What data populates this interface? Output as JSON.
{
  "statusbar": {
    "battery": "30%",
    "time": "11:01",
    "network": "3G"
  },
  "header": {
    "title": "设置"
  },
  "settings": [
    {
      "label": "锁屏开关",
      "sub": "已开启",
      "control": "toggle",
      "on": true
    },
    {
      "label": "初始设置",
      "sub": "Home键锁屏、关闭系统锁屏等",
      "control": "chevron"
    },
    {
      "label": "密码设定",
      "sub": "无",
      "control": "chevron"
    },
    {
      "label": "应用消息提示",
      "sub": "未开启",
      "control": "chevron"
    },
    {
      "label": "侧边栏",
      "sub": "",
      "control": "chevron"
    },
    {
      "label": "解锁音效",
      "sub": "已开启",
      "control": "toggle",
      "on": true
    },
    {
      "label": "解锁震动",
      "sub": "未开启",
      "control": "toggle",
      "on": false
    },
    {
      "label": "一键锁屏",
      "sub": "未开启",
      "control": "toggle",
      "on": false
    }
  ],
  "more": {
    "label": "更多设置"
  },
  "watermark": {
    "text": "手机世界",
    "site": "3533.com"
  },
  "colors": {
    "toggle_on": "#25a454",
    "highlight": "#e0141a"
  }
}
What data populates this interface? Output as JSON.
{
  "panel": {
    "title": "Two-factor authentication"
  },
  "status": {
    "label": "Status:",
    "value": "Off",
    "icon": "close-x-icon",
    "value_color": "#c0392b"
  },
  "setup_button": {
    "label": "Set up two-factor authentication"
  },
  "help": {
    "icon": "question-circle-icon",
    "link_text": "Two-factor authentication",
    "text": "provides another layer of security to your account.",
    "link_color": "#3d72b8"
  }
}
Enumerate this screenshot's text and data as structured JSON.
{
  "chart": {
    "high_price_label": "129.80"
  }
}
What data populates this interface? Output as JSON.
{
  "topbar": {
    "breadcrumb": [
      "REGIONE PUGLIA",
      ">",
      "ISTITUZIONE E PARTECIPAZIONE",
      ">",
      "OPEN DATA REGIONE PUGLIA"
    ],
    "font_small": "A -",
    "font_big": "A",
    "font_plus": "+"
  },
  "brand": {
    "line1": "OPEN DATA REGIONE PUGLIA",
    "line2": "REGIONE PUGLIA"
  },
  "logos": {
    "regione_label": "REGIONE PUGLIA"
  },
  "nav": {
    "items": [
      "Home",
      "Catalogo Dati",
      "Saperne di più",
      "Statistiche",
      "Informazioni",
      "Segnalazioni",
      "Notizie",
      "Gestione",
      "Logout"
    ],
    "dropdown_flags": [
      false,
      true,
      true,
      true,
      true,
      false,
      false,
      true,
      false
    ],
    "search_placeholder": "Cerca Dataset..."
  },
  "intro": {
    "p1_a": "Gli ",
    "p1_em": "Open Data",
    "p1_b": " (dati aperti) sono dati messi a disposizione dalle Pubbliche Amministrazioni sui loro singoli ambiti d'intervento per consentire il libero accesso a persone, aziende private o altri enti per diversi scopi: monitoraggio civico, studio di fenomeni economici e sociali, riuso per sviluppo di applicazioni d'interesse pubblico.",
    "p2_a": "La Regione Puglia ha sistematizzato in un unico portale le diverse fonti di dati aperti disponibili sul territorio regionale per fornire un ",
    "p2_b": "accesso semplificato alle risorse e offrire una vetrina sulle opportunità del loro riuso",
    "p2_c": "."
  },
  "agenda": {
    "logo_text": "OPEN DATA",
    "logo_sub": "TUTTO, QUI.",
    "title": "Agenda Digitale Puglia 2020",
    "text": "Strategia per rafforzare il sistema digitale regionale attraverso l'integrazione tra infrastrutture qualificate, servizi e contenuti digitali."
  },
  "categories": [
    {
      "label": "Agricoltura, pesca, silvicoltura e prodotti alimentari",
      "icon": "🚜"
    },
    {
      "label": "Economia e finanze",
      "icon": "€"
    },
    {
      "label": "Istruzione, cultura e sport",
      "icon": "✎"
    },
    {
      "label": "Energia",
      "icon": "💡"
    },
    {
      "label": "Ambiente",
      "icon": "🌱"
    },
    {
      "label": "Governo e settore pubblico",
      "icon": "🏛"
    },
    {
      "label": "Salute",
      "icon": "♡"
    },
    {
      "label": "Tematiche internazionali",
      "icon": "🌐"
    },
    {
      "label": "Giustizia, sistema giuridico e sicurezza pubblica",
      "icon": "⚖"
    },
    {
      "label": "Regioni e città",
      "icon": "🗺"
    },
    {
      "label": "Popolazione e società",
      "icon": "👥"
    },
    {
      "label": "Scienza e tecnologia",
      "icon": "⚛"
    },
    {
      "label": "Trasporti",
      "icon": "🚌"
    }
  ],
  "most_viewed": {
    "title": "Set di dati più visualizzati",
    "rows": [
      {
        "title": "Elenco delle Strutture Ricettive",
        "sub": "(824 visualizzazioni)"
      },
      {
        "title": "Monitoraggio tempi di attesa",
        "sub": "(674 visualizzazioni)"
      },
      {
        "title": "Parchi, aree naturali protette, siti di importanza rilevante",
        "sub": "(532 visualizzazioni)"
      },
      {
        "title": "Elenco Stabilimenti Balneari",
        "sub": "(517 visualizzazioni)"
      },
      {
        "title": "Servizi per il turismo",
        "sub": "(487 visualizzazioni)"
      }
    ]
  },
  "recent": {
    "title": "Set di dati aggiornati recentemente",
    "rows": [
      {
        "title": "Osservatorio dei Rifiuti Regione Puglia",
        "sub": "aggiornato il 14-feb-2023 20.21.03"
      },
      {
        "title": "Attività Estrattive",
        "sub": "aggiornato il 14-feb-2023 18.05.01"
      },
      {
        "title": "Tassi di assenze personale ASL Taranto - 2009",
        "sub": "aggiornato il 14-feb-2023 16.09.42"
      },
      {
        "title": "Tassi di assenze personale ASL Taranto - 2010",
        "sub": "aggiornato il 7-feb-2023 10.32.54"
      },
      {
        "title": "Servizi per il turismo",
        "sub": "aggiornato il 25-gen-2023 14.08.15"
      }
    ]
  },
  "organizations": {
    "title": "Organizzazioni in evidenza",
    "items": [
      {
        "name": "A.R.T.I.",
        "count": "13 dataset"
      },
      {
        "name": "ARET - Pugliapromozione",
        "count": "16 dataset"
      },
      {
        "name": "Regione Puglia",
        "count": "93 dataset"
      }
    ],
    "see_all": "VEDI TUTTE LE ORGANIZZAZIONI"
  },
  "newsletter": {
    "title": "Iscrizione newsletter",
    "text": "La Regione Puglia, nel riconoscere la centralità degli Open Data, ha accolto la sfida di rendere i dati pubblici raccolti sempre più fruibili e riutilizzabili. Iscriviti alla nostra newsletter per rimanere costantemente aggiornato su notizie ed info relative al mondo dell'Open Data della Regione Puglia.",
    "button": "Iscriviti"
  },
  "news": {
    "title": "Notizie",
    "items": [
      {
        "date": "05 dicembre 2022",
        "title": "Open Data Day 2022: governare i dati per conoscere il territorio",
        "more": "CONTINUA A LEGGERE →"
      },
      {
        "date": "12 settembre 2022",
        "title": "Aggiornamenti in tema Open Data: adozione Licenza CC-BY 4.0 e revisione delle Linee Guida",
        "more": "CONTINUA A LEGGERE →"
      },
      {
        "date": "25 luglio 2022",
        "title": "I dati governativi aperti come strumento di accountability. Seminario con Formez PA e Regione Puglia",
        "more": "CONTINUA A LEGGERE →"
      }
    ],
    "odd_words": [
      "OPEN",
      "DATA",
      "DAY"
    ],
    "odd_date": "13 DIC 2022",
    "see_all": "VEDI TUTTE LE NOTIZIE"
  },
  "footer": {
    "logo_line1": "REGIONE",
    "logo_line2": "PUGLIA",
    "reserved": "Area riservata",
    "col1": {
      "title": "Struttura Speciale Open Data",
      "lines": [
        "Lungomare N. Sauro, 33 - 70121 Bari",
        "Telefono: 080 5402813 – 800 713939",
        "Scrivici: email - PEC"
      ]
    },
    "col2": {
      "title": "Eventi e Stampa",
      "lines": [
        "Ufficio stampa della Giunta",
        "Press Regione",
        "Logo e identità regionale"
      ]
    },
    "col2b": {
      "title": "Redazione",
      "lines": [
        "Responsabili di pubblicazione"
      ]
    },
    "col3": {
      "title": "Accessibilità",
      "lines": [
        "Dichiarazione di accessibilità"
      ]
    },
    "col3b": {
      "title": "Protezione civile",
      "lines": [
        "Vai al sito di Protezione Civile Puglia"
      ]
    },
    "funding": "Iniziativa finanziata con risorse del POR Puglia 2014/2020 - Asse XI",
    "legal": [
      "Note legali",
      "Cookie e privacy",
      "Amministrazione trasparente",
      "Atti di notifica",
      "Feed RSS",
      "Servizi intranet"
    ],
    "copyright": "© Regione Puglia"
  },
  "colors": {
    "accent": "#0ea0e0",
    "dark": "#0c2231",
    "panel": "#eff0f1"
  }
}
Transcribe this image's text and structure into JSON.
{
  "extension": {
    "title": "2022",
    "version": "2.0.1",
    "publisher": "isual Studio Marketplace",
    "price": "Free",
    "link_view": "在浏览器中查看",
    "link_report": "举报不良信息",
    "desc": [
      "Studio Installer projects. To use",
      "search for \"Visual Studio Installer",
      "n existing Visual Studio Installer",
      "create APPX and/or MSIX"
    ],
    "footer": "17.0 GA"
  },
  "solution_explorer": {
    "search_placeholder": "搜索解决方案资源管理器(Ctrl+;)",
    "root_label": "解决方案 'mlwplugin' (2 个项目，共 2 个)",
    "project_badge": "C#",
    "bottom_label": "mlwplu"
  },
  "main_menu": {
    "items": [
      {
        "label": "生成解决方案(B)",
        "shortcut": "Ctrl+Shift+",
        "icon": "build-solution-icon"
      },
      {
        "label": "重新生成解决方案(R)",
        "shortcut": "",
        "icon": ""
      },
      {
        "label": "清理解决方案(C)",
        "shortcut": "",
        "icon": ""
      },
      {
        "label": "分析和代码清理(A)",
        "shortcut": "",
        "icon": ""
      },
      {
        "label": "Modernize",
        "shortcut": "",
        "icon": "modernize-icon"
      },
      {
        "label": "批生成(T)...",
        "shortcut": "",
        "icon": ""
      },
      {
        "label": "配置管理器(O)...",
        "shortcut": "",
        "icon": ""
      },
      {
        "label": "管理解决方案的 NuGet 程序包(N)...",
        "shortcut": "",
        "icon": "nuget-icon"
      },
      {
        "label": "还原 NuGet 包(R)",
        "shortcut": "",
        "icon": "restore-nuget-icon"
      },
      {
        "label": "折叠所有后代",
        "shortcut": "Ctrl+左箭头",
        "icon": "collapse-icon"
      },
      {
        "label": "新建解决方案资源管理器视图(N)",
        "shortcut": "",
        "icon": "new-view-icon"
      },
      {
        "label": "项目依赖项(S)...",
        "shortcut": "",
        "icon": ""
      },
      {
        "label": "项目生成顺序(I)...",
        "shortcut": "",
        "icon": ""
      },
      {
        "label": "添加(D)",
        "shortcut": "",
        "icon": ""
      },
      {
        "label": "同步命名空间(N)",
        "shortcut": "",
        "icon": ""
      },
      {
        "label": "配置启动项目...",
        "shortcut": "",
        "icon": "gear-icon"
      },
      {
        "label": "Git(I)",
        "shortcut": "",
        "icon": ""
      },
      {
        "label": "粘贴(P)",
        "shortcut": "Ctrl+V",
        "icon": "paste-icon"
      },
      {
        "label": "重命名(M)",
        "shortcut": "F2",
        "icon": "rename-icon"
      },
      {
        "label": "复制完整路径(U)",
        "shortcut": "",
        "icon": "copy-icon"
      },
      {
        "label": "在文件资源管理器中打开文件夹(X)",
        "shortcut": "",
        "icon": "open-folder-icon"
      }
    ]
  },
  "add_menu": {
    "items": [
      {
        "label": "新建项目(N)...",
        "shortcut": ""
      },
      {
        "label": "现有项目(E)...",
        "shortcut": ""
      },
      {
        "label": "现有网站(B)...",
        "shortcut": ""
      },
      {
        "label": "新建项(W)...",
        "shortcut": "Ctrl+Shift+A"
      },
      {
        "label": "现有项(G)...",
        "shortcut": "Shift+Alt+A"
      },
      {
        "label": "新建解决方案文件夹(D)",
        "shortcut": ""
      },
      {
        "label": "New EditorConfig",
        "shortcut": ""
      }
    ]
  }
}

■ ■ ■ ■

Of the lines above, copy each that contains "Iscriviti".

    "text": "La Regione Puglia, nel riconoscere la centralità degli Open Data, ha accolto la sfida di rendere i dati pubblici raccolti sempre più fruibili e riutilizzabili. Iscriviti alla nostra newsletter per rimanere costantemente aggiornato su notizie ed info relative al mondo dell'Open Data della Regione Puglia.",
    "button": "Iscriviti"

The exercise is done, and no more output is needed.